(Records from a dataset)

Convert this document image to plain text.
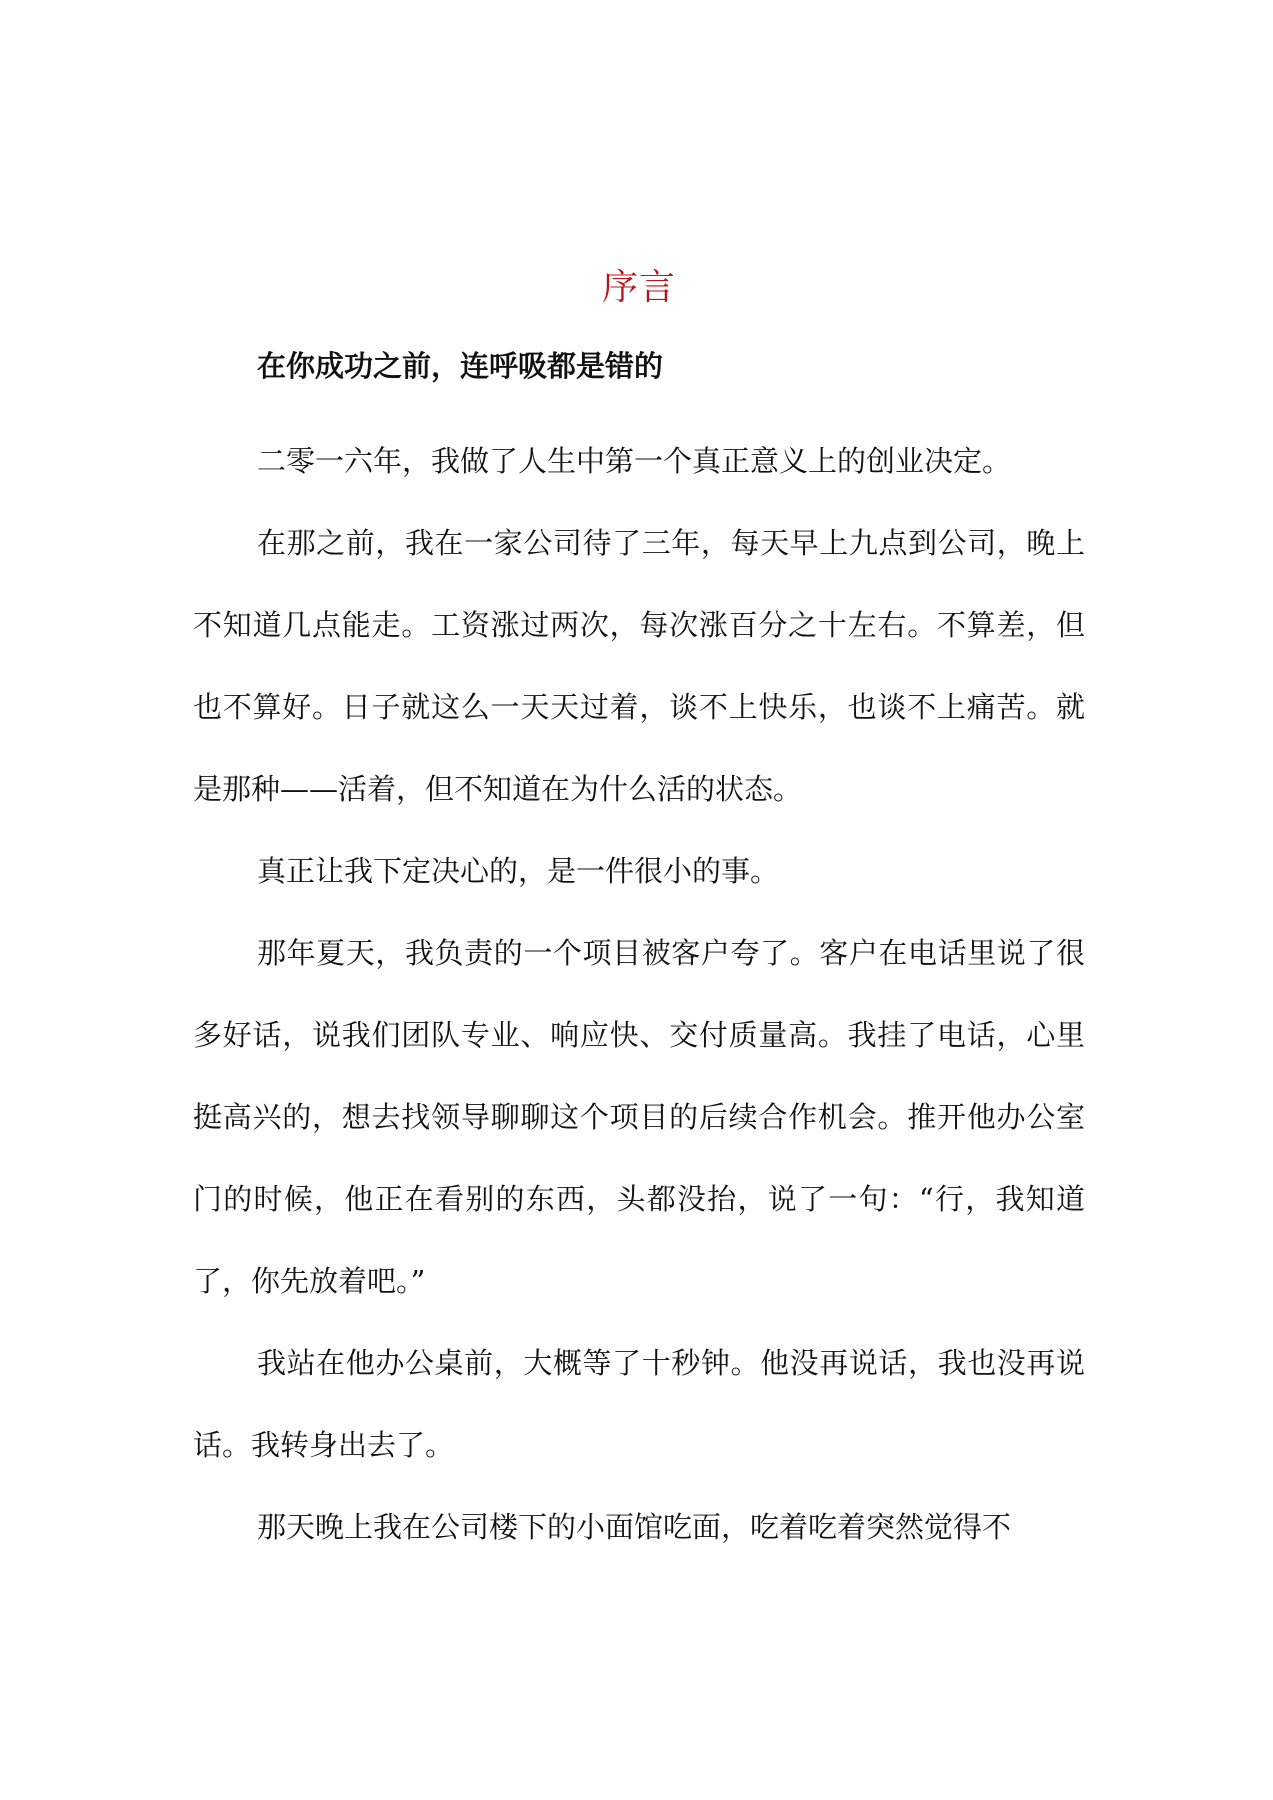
序言

在你成功之前，连呼吸都是错的

二零一六年，我做了人生中第一个真正意义上的创业决定。

在那之前，我在一家公司待了三年，每天早上九点到公司，晚上不知道几点能走。工资涨过两次，每次涨百分之十左右。不算差，但也不算好。日子就这么一天天过着，谈不上快乐，也谈不上痛苦。就是那种——活着，但不知道在为什么活的状态。

真正让我下定决心的，是一件很小的事。

那年夏天，我负责的一个项目被客户夸了。客户在电话里说了很多好话，说我们团队专业、响应快、交付质量高。我挂了电话，心里挺高兴的，想去找领导聊聊这个项目的后续合作机会。推开他办公室门的时候，他正在看别的东西，头都没抬，说了一句：“行，我知道了，你先放着吧。”

我站在他办公桌前，大概等了十秒钟。他没再说话，我也没再说话。我转身出去了。

那天晚上我在公司楼下的小面馆吃面，吃着吃着突然觉得不
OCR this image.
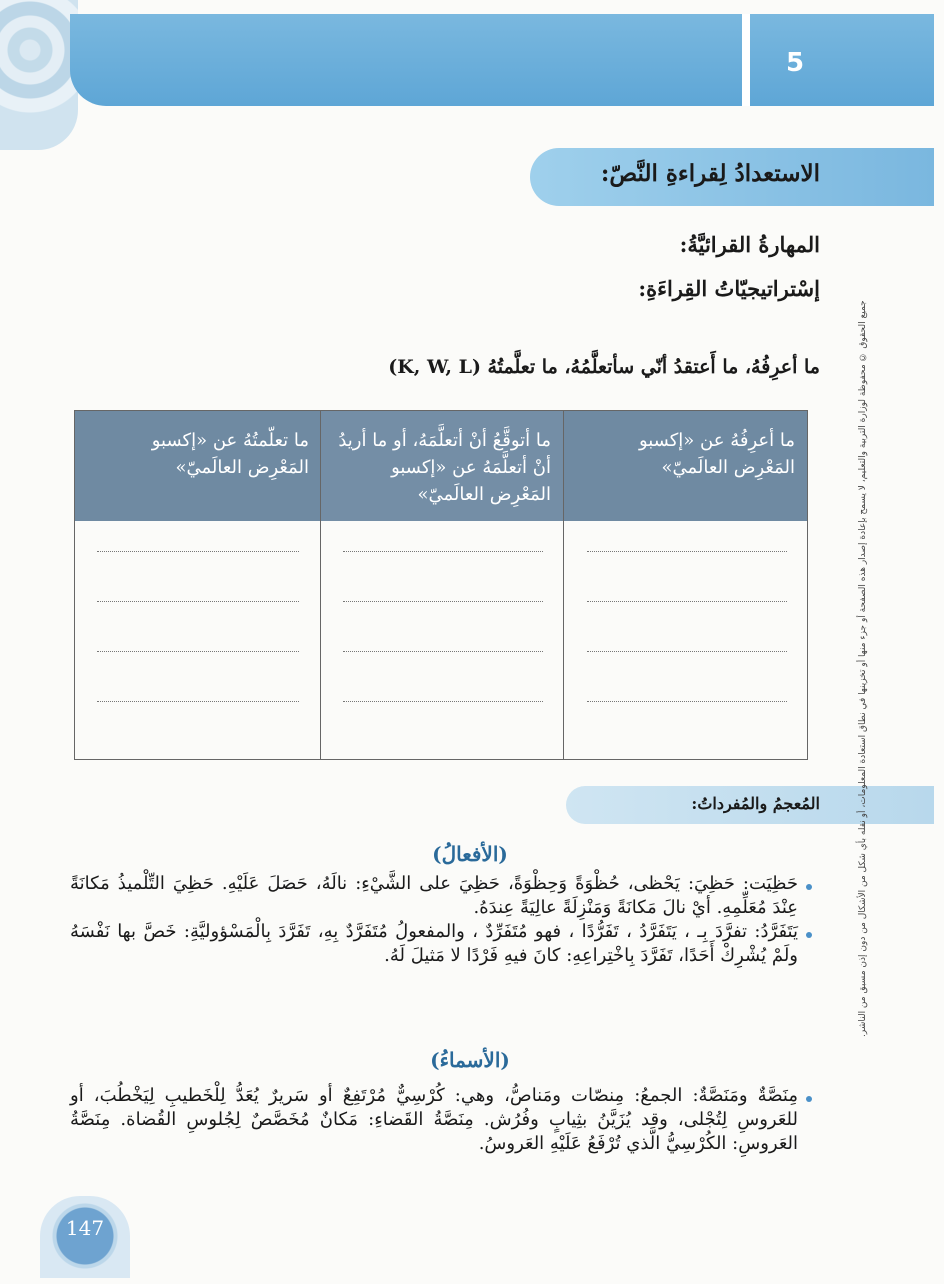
5
الاستعدادُ لِقراءةِ النَّصّ:
المهارةُ القرائيَّةُ:
إسْتراتيجيّاتُ القِراءَةِ:
ما أعرِفُهُ، ما أَعتقدُ أنّي سأتعلَّمُهُ، ما تعلَّمتُهُ (K, W, L)
ما أعرِفُهُ عن «إكسبو المَعْرِض العالَميّ»
ما أتوقَّعُ أنْ أتعلَّمَهُ، أو ما أريدُ أنْ أتعلَّمَهُ عن «إكسبو المَعْرِض العالَميّ»
ما تعلّمتُهُ عن «إكسبو المَعْرِض العالَميّ»
المُعجمُ والمُفرداتُ:
(الأفعالُ)
حَظِيَت: حَظِيَ: يَحْظى، حُظْوَةً وَحِظْوَةً، حَظِيَ على الشَّيْءِ: نالَهُ، حَصَلَ عَلَيْهِ. حَظِيَ التِّلْميذُ مَكانَةً عِنْدَ مُعَلِّمِهِ. أيْ نالَ مَكانَةً وَمَنْزِلَةً عالِيَةً عِندَهُ.
يَتَفَرَّدُ: تفرَّدَ بِـ ، يَتَفَرَّدُ ، تَفَرُّدًا ، فهو مُتَفَرِّدٌ ، والمفعولُ مُتَفَرَّدٌ بِهِ، تَفَرَّدَ بِالْمَسْؤوليَّةِ: خَصَّ بها نَفْسَهُ ولَمْ يُشْرِكْ أَحَدًا، تَفَرَّدَ بِاخْتِراعِهِ: كانَ فيهِ فَرْدًا لا مَثيلَ لَهُ.
(الأسماءُ)
مِنَصَّةٌ ومَنَصَّةٌ: الجمعُ: مِنصّات ومَناصُّ، وهي: كُرْسِيٌّ مُرْتَفِعٌ أو سَريرٌ يُعَدُّ لِلْخَطيبِ لِيَخْطُبَ، أو للعَروسِ لِتُجْلى، وقد يُزَيَّنُ بثِيابٍ وفُرُش. مِنَصَّةُ القَضاءِ: مَكانٌ مُخَصَّصٌ لِجُلوسِ القُضاة. مِنَصَّةُ العَروسِ: الكُرْسِيُّ الَّذي تُرْفَعُ عَلَيْهِ العَروسُ.
جميع الحقوق © محفوظة لوزارة التربية والتعليم، لا يسمح بإعادة إصدار هذه الصفحة أو جزء منها أو تخزينها في نطاق استعادة المعلومات، أو نقله بأي شكل من الأشكال من دون إذن مسبق من الناشر.
147
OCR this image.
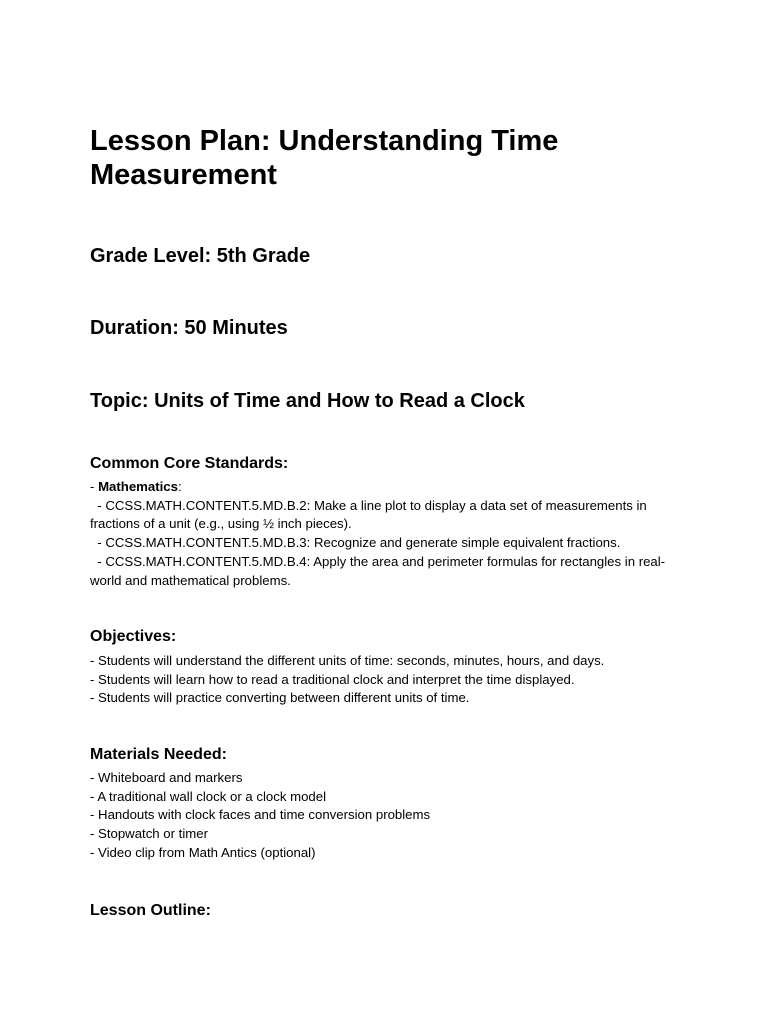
Lesson Plan: Understanding Time Measurement
Grade Level: 5th Grade
Duration: 50 Minutes
Topic: Units of Time and How to Read a Clock
Common Core Standards:
- Mathematics:
- CCSS.MATH.CONTENT.5.MD.B.2: Make a line plot to display a data set of measurements in fractions of a unit (e.g., using ½ inch pieces).
- CCSS.MATH.CONTENT.5.MD.B.3: Recognize and generate simple equivalent fractions.
- CCSS.MATH.CONTENT.5.MD.B.4: Apply the area and perimeter formulas for rectangles in real-world and mathematical problems.
Objectives:
- Students will understand the different units of time: seconds, minutes, hours, and days.
- Students will learn how to read a traditional clock and interpret the time displayed.
- Students will practice converting between different units of time.
Materials Needed:
- Whiteboard and markers
- A traditional wall clock or a clock model
- Handouts with clock faces and time conversion problems
- Stopwatch or timer
- Video clip from Math Antics (optional)
Lesson Outline:
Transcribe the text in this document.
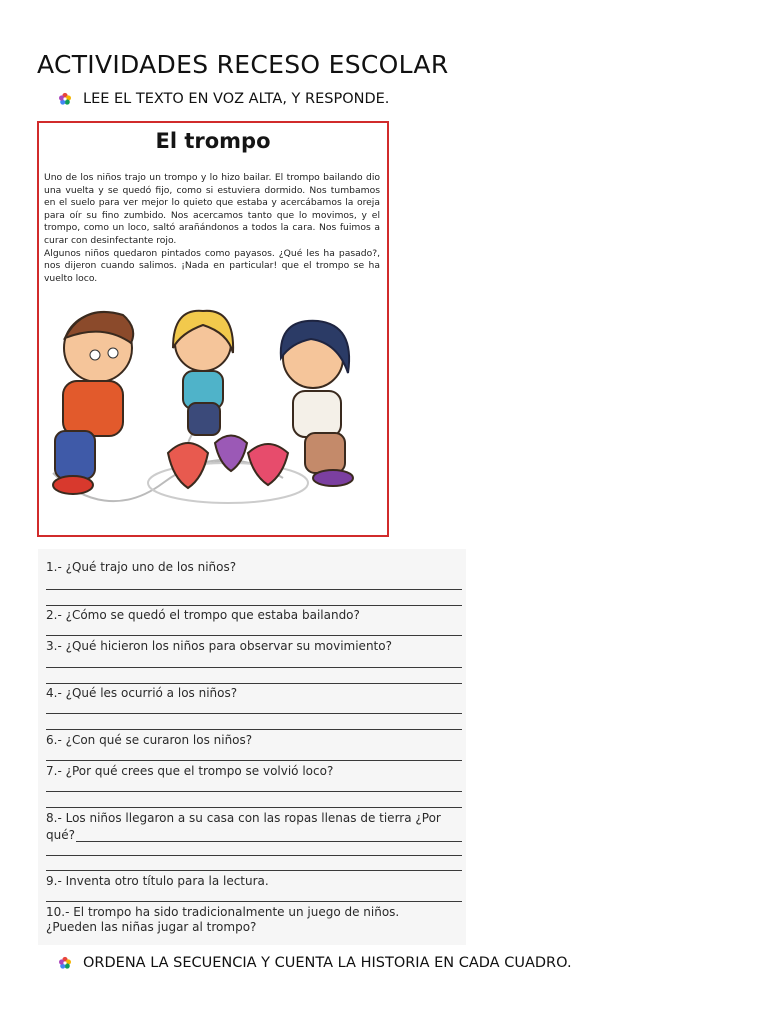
ACTIVIDADES RECESO ESCOLAR
LEE EL TEXTO EN VOZ ALTA, Y RESPONDE.
El trompo

Uno de los niños trajo un trompo y lo hizo bailar. El trompo bailando dio una vuelta y se quedó fijo, como si estuviera dormido. Nos tumbamos en el suelo para ver mejor lo quieto que estaba y acercábamos la oreja para oír su fino zumbido. Nos acercamos tanto que lo movimos, y el trompo, como un loco, saltó arañándonos a todos la cara. Nos fuimos a curar con desinfectante rojo.

Algunos niños quedaron pintados como payasos. ¿Qué les ha pasado?, nos dijeron cuando salimos. ¡Nada en particular! que el trompo se ha vuelto loco.

1.- ¿Qué trajo uno de los niños?
2.- ¿Cómo se quedó el trompo que estaba bailando?
3.- ¿Qué hicieron los niños para observar su movimiento?
4.- ¿Qué les ocurrió a los niños?
6.- ¿Con qué se curaron los niños?
7.- ¿Por qué crees que el trompo se volvió loco?
8.- Los niños llegaron a su casa con las ropas llenas de tierra ¿Por
qué?
9.- Inventa otro título para la lectura.
10.- El trompo ha sido tradicionalmente un juego de niños.
¿Pueden las niñas jugar al trompo?
ORDENA LA SECUENCIA Y CUENTA LA HISTORIA EN CADA CUADRO.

> DIRECTIONS FOR THIS TASK
Across the entries above, how many lines contain "CCSS"? Provide only the count.

> RESULT OF THE TASK
3